___ Supplied entries

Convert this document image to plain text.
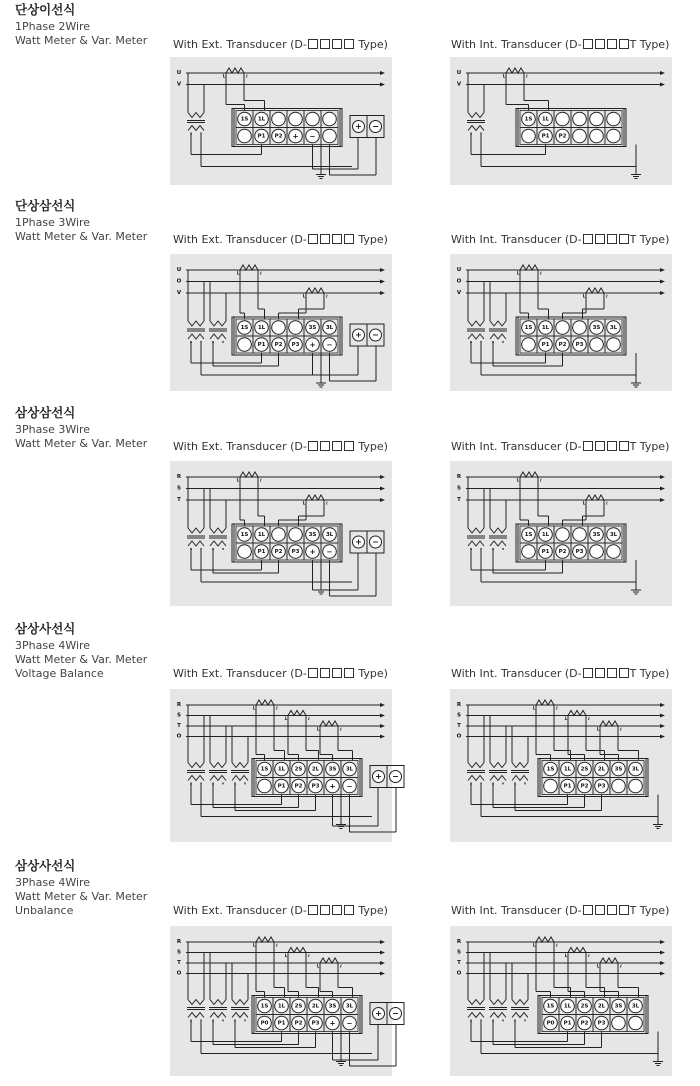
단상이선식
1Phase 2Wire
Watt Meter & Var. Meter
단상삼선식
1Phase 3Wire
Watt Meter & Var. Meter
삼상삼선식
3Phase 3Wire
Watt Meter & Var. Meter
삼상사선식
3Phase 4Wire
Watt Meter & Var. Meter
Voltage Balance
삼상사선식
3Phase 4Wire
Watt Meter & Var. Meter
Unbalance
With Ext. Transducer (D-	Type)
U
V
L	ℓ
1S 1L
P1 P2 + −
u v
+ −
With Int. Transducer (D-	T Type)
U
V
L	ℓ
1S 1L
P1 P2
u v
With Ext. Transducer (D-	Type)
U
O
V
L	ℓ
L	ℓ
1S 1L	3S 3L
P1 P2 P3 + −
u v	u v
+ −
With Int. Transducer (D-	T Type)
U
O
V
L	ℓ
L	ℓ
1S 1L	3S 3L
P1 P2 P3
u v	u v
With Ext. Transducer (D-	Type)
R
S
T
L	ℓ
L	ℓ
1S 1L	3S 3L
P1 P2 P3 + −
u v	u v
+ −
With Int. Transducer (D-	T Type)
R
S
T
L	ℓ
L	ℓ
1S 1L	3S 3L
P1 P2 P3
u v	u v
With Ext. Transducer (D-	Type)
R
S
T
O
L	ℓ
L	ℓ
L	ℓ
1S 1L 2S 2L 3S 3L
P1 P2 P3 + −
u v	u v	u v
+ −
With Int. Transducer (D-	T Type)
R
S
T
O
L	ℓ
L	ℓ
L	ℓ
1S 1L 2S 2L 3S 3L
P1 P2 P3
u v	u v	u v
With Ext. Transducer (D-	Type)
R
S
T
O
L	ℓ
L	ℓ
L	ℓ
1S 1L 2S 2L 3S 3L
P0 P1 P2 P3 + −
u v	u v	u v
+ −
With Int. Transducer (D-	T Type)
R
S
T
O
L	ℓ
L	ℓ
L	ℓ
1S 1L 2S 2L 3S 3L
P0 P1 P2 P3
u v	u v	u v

______

Write out all the records again, exactly, minus any pictures.

- Completed task
Convert this document image to plain text.
단상이선식
1Phase 2Wire
Watt Meter & Var. Meter
단상삼선식
1Phase 3Wire
Watt Meter & Var. Meter
삼상삼선식
3Phase 3Wire
Watt Meter & Var. Meter
삼상사선식
3Phase 4Wire
Watt Meter & Var. Meter
Voltage Balance
삼상사선식
3Phase 4Wire
Watt Meter & Var. Meter
Unbalance
With Ext. Transducer (D-	Type)
U
V
L	ℓ
1S 1L
P1 P2 + −
u v
+ −
With Int. Transducer (D-	T Type)
U
V
L	ℓ
1S 1L
P1 P2
u v
With Ext. Transducer (D-	Type)
U
O
V
L	ℓ
L	ℓ
1S 1L	3S 3L
P1 P2 P3 + −
u v	u v
+ −
With Int. Transducer (D-	T Type)
U
O
V
L	ℓ
L	ℓ
1S 1L	3S 3L
P1 P2 P3
u v	u v
With Ext. Transducer (D-	Type)
R
S
T
L	ℓ
L	ℓ
1S 1L	3S 3L
P1 P2 P3 + −
u v	u v
+ −
With Int. Transducer (D-	T Type)
R
S
T
L	ℓ
L	ℓ
1S 1L	3S 3L
P1 P2 P3
u v	u v
With Ext. Transducer (D-	Type)
R
S
T
O
L	ℓ
L	ℓ
L	ℓ
1S 1L 2S 2L 3S 3L
P1 P2 P3 + −
u v	u v	u v
+ −
With Int. Transducer (D-	T Type)
R
S
T
O
L	ℓ
L	ℓ
L	ℓ
1S 1L 2S 2L 3S 3L
P1 P2 P3
u v	u v	u v
With Ext. Transducer (D-	Type)
R
S
T
O
L	ℓ
L	ℓ
L	ℓ
1S 1L 2S 2L 3S 3L
P0 P1 P2 P3 + −
u v	u v	u v
+ −
With Int. Transducer (D-	T Type)
R
S
T
O
L	ℓ
L	ℓ
L	ℓ
1S 1L 2S 2L 3S 3L
P0 P1 P2 P3
u v	u v	u v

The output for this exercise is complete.